Task
Write out the material exactly. Do not include the pictures.

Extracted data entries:
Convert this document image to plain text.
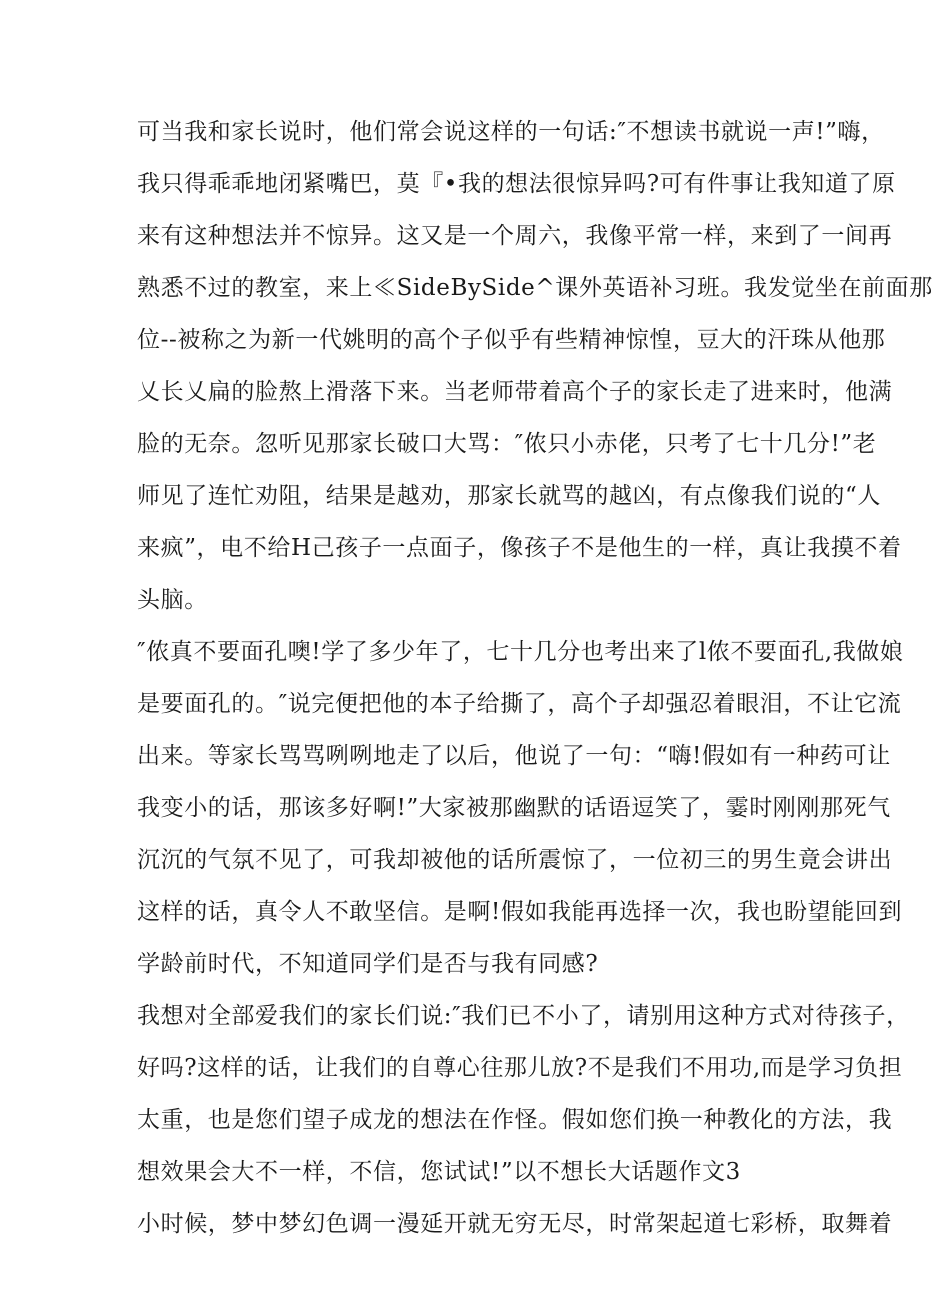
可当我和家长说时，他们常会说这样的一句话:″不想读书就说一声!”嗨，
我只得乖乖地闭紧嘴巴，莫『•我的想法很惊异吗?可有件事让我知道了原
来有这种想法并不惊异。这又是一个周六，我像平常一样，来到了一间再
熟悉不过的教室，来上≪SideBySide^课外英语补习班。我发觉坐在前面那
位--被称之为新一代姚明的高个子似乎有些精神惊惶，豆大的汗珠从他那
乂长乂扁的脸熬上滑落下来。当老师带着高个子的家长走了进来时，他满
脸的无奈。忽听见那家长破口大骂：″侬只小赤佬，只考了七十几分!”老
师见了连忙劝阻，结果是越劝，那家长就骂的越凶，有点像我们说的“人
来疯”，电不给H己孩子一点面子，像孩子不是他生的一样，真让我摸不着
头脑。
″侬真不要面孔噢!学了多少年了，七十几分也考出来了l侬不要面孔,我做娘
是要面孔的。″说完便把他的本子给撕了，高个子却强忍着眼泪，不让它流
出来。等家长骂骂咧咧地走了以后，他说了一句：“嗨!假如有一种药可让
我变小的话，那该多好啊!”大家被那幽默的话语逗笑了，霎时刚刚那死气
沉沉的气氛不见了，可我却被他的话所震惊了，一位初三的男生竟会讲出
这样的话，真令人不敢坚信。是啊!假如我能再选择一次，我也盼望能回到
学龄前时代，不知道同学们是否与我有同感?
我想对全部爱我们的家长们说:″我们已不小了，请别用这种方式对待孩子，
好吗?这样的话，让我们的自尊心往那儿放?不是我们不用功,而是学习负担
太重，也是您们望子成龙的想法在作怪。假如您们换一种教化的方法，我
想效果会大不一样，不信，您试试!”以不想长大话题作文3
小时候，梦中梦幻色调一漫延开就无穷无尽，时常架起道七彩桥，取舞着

Completed task
Convert this document image to plain text.
可当我和家长说时，他们常会说这样的一句话:″不想读书就说一声!”嗨，
我只得乖乖地闭紧嘴巴，莫『•我的想法很惊异吗?可有件事让我知道了原
来有这种想法并不惊异。这又是一个周六，我像平常一样，来到了一间再
熟悉不过的教室，来上≪SideBySide^课外英语补习班。我发觉坐在前面那
位--被称之为新一代姚明的高个子似乎有些精神惊惶，豆大的汗珠从他那
乂长乂扁的脸熬上滑落下来。当老师带着高个子的家长走了进来时，他满
脸的无奈。忽听见那家长破口大骂：″侬只小赤佬，只考了七十几分!”老
师见了连忙劝阻，结果是越劝，那家长就骂的越凶，有点像我们说的“人
来疯”，电不给H己孩子一点面子，像孩子不是他生的一样，真让我摸不着
头脑。
″侬真不要面孔噢!学了多少年了，七十几分也考出来了l侬不要面孔,我做娘
是要面孔的。″说完便把他的本子给撕了，高个子却强忍着眼泪，不让它流
出来。等家长骂骂咧咧地走了以后，他说了一句：“嗨!假如有一种药可让
我变小的话，那该多好啊!”大家被那幽默的话语逗笑了，霎时刚刚那死气
沉沉的气氛不见了，可我却被他的话所震惊了，一位初三的男生竟会讲出
这样的话，真令人不敢坚信。是啊!假如我能再选择一次，我也盼望能回到
学龄前时代，不知道同学们是否与我有同感?
我想对全部爱我们的家长们说:″我们已不小了，请别用这种方式对待孩子，
好吗?这样的话，让我们的自尊心往那儿放?不是我们不用功,而是学习负担
太重，也是您们望子成龙的想法在作怪。假如您们换一种教化的方法，我
想效果会大不一样，不信，您试试!”以不想长大话题作文3
小时候，梦中梦幻色调一漫延开就无穷无尽，时常架起道七彩桥，取舞着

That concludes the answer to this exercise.